Task:
Leave the pictures out. Return all other data exactly.

-- start Excerpted data --

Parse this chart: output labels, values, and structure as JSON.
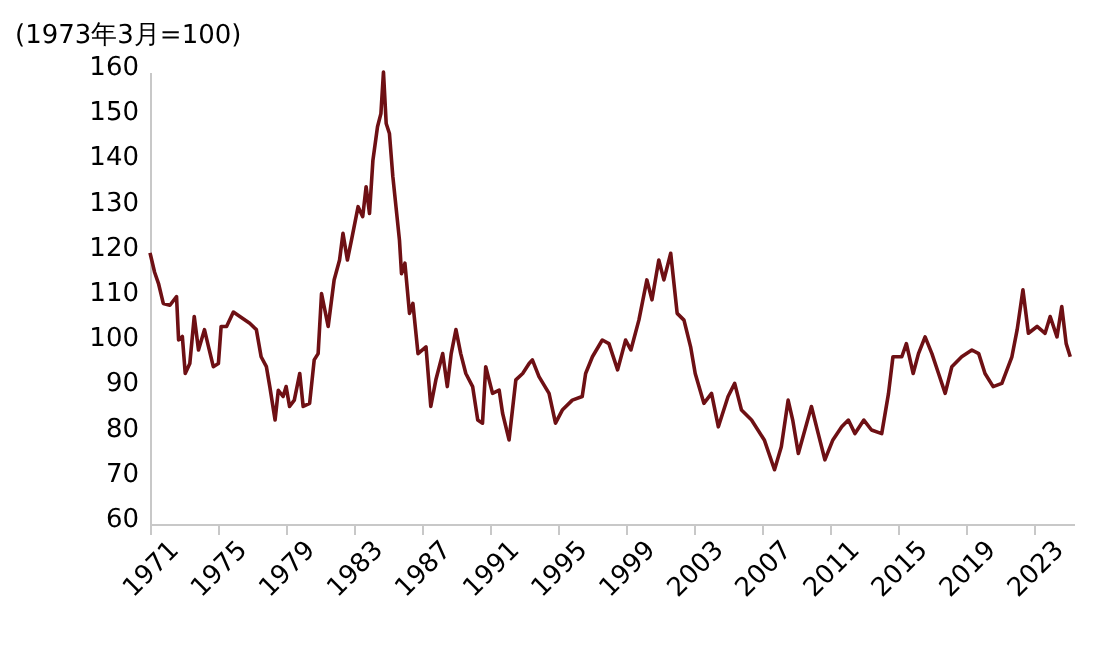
{
  "chart_data": {
    "type": "line",
    "ylabel": "(1973年3月=100)",
    "xlim": [
      1971,
      2025.3
    ],
    "xticks": [
      1971,
      1975,
      1979,
      1983,
      1987,
      1991,
      1995,
      1999,
      2003,
      2007,
      2011,
      2015,
      2019,
      2023
    ],
    "ylim": [
      60,
      160
    ],
    "yticks": [
      60,
      70,
      80,
      90,
      100,
      110,
      120,
      130,
      140,
      150,
      160
    ],
    "grid": false,
    "marker": "none",
    "line_style": "solid",
    "series": [
      {
        "color": "#6e1014",
        "x": [
          1971.0,
          1971.27,
          1971.5,
          1971.78,
          1972.17,
          1972.56,
          1972.68,
          1972.9,
          1973.07,
          1973.34,
          1973.6,
          1973.85,
          1974.2,
          1974.44,
          1974.72,
          1975.02,
          1975.18,
          1975.5,
          1975.9,
          1976.28,
          1976.86,
          1977.25,
          1977.53,
          1977.84,
          1978.04,
          1978.35,
          1978.54,
          1978.82,
          1979.0,
          1979.2,
          1979.48,
          1979.8,
          1980.0,
          1980.38,
          1980.65,
          1980.88,
          1981.08,
          1981.47,
          1981.82,
          1982.14,
          1982.34,
          1982.6,
          1982.84,
          1983.23,
          1983.5,
          1983.7,
          1983.9,
          1984.1,
          1984.37,
          1984.57,
          1984.72,
          1984.88,
          1985.07,
          1985.27,
          1985.66,
          1985.78,
          1985.98,
          1986.25,
          1986.45,
          1986.75,
          1987.22,
          1987.5,
          1987.8,
          1988.2,
          1988.47,
          1988.7,
          1988.98,
          1989.26,
          1989.56,
          1989.96,
          1990.26,
          1990.54,
          1990.73,
          1991.13,
          1991.52,
          1991.72,
          1992.1,
          1992.5,
          1992.9,
          1993.28,
          1993.47,
          1993.86,
          1994.45,
          1994.83,
          1995.23,
          1995.82,
          1996.4,
          1996.6,
          1997.0,
          1997.58,
          1997.97,
          1998.48,
          1998.95,
          1999.26,
          1999.73,
          2000.2,
          2000.5,
          2000.9,
          2001.2,
          2001.6,
          2001.98,
          2002.38,
          2002.77,
          2003.04,
          2003.55,
          2004.0,
          2004.4,
          2004.97,
          2005.36,
          2005.76,
          2006.35,
          2007.1,
          2007.7,
          2008.1,
          2008.5,
          2008.77,
          2009.1,
          2009.87,
          2010.27,
          2010.66,
          2011.13,
          2011.65,
          2012.04,
          2012.43,
          2012.95,
          2013.4,
          2014.0,
          2014.4,
          2014.66,
          2015.18,
          2015.45,
          2015.85,
          2016.16,
          2016.55,
          2016.95,
          2017.34,
          2017.73,
          2018.12,
          2018.7,
          2019.3,
          2019.7,
          2020.07,
          2020.55,
          2021.06,
          2021.65,
          2021.96,
          2022.3,
          2022.62,
          2023.13,
          2023.6,
          2023.9,
          2024.3,
          2024.58,
          2024.84,
          2025.08
        ],
        "values": [
          120,
          115.7,
          113.2,
          108.8,
          108.4,
          110.3,
          100.7,
          101.5,
          93.3,
          95.5,
          105.9,
          98.5,
          103,
          99.2,
          94.8,
          95.5,
          103.7,
          103.7,
          106.9,
          105.9,
          104.4,
          103,
          97,
          94.8,
          90.4,
          83,
          89.6,
          88.2,
          90.4,
          86,
          87.4,
          93.3,
          86,
          86.7,
          96.3,
          97.7,
          111,
          103.7,
          114,
          118.4,
          124.3,
          118.4,
          122.8,
          130.2,
          128,
          134.6,
          128.7,
          140.5,
          147.9,
          150.8,
          160,
          148.6,
          146.4,
          136.9,
          122.8,
          115.4,
          117.7,
          106.6,
          108.8,
          97.7,
          99.2,
          86,
          91.9,
          97.7,
          90.4,
          97.7,
          103,
          97.7,
          93.3,
          90.4,
          83,
          82.3,
          94.8,
          88.9,
          89.6,
          84.5,
          78.6,
          91.9,
          93.3,
          95.5,
          96.3,
          92.6,
          88.9,
          82.3,
          85.2,
          87.4,
          88.2,
          93.3,
          97,
          100.7,
          99.9,
          94.1,
          100.7,
          98.5,
          105.1,
          114,
          109.6,
          118.4,
          114,
          119.9,
          106.6,
          105.1,
          99.2,
          93.3,
          86.7,
          88.9,
          81.5,
          88.2,
          91.1,
          85.2,
          83,
          78.6,
          72,
          77.1,
          87.4,
          83,
          75.6,
          86,
          80,
          74.2,
          78.6,
          81.5,
          83,
          80,
          83,
          80.8,
          80,
          88.9,
          97,
          97,
          99.9,
          93.3,
          97.7,
          101.4,
          97.7,
          93.3,
          88.9,
          94.8,
          97,
          98.5,
          97.7,
          93.3,
          90.4,
          91.1,
          97,
          103,
          111.8,
          102.2,
          103.7,
          102.2,
          105.9,
          101.4,
          108.1,
          99.9,
          97
        ]
      }
    ]
  }
}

-- end Excerpted data --

Result of the exercise:
Parse this chart: output labels, values, and structure as JSON.
{
  "chart_data": {
    "type": "line",
    "ylabel": "(1973年3月=100)",
    "xlim": [
      1971,
      2025.3
    ],
    "xticks": [
      1971,
      1975,
      1979,
      1983,
      1987,
      1991,
      1995,
      1999,
      2003,
      2007,
      2011,
      2015,
      2019,
      2023
    ],
    "ylim": [
      60,
      160
    ],
    "yticks": [
      60,
      70,
      80,
      90,
      100,
      110,
      120,
      130,
      140,
      150,
      160
    ],
    "grid": false,
    "marker": "none",
    "line_style": "solid",
    "series": [
      {
        "color": "#6e1014",
        "x": [
          1971.0,
          1971.27,
          1971.5,
          1971.78,
          1972.17,
          1972.56,
          1972.68,
          1972.9,
          1973.07,
          1973.34,
          1973.6,
          1973.85,
          1974.2,
          1974.44,
          1974.72,
          1975.02,
          1975.18,
          1975.5,
          1975.9,
          1976.28,
          1976.86,
          1977.25,
          1977.53,
          1977.84,
          1978.04,
          1978.35,
          1978.54,
          1978.82,
          1979.0,
          1979.2,
          1979.48,
          1979.8,
          1980.0,
          1980.38,
          1980.65,
          1980.88,
          1981.08,
          1981.47,
          1981.82,
          1982.14,
          1982.34,
          1982.6,
          1982.84,
          1983.23,
          1983.5,
          1983.7,
          1983.9,
          1984.1,
          1984.37,
          1984.57,
          1984.72,
          1984.88,
          1985.07,
          1985.27,
          1985.66,
          1985.78,
          1985.98,
          1986.25,
          1986.45,
          1986.75,
          1987.22,
          1987.5,
          1987.8,
          1988.2,
          1988.47,
          1988.7,
          1988.98,
          1989.26,
          1989.56,
          1989.96,
          1990.26,
          1990.54,
          1990.73,
          1991.13,
          1991.52,
          1991.72,
          1992.1,
          1992.5,
          1992.9,
          1993.28,
          1993.47,
          1993.86,
          1994.45,
          1994.83,
          1995.23,
          1995.82,
          1996.4,
          1996.6,
          1997.0,
          1997.58,
          1997.97,
          1998.48,
          1998.95,
          1999.26,
          1999.73,
          2000.2,
          2000.5,
          2000.9,
          2001.2,
          2001.6,
          2001.98,
          2002.38,
          2002.77,
          2003.04,
          2003.55,
          2004.0,
          2004.4,
          2004.97,
          2005.36,
          2005.76,
          2006.35,
          2007.1,
          2007.7,
          2008.1,
          2008.5,
          2008.77,
          2009.1,
          2009.87,
          2010.27,
          2010.66,
          2011.13,
          2011.65,
          2012.04,
          2012.43,
          2012.95,
          2013.4,
          2014.0,
          2014.4,
          2014.66,
          2015.18,
          2015.45,
          2015.85,
          2016.16,
          2016.55,
          2016.95,
          2017.34,
          2017.73,
          2018.12,
          2018.7,
          2019.3,
          2019.7,
          2020.07,
          2020.55,
          2021.06,
          2021.65,
          2021.96,
          2022.3,
          2022.62,
          2023.13,
          2023.6,
          2023.9,
          2024.3,
          2024.58,
          2024.84,
          2025.08
        ],
        "values": [
          120,
          115.7,
          113.2,
          108.8,
          108.4,
          110.3,
          100.7,
          101.5,
          93.3,
          95.5,
          105.9,
          98.5,
          103,
          99.2,
          94.8,
          95.5,
          103.7,
          103.7,
          106.9,
          105.9,
          104.4,
          103,
          97,
          94.8,
          90.4,
          83,
          89.6,
          88.2,
          90.4,
          86,
          87.4,
          93.3,
          86,
          86.7,
          96.3,
          97.7,
          111,
          103.7,
          114,
          118.4,
          124.3,
          118.4,
          122.8,
          130.2,
          128,
          134.6,
          128.7,
          140.5,
          147.9,
          150.8,
          160,
          148.6,
          146.4,
          136.9,
          122.8,
          115.4,
          117.7,
          106.6,
          108.8,
          97.7,
          99.2,
          86,
          91.9,
          97.7,
          90.4,
          97.7,
          103,
          97.7,
          93.3,
          90.4,
          83,
          82.3,
          94.8,
          88.9,
          89.6,
          84.5,
          78.6,
          91.9,
          93.3,
          95.5,
          96.3,
          92.6,
          88.9,
          82.3,
          85.2,
          87.4,
          88.2,
          93.3,
          97,
          100.7,
          99.9,
          94.1,
          100.7,
          98.5,
          105.1,
          114,
          109.6,
          118.4,
          114,
          119.9,
          106.6,
          105.1,
          99.2,
          93.3,
          86.7,
          88.9,
          81.5,
          88.2,
          91.1,
          85.2,
          83,
          78.6,
          72,
          77.1,
          87.4,
          83,
          75.6,
          86,
          80,
          74.2,
          78.6,
          81.5,
          83,
          80,
          83,
          80.8,
          80,
          88.9,
          97,
          97,
          99.9,
          93.3,
          97.7,
          101.4,
          97.7,
          93.3,
          88.9,
          94.8,
          97,
          98.5,
          97.7,
          93.3,
          90.4,
          91.1,
          97,
          103,
          111.8,
          102.2,
          103.7,
          102.2,
          105.9,
          101.4,
          108.1,
          99.9,
          97
        ]
      }
    ]
  }
}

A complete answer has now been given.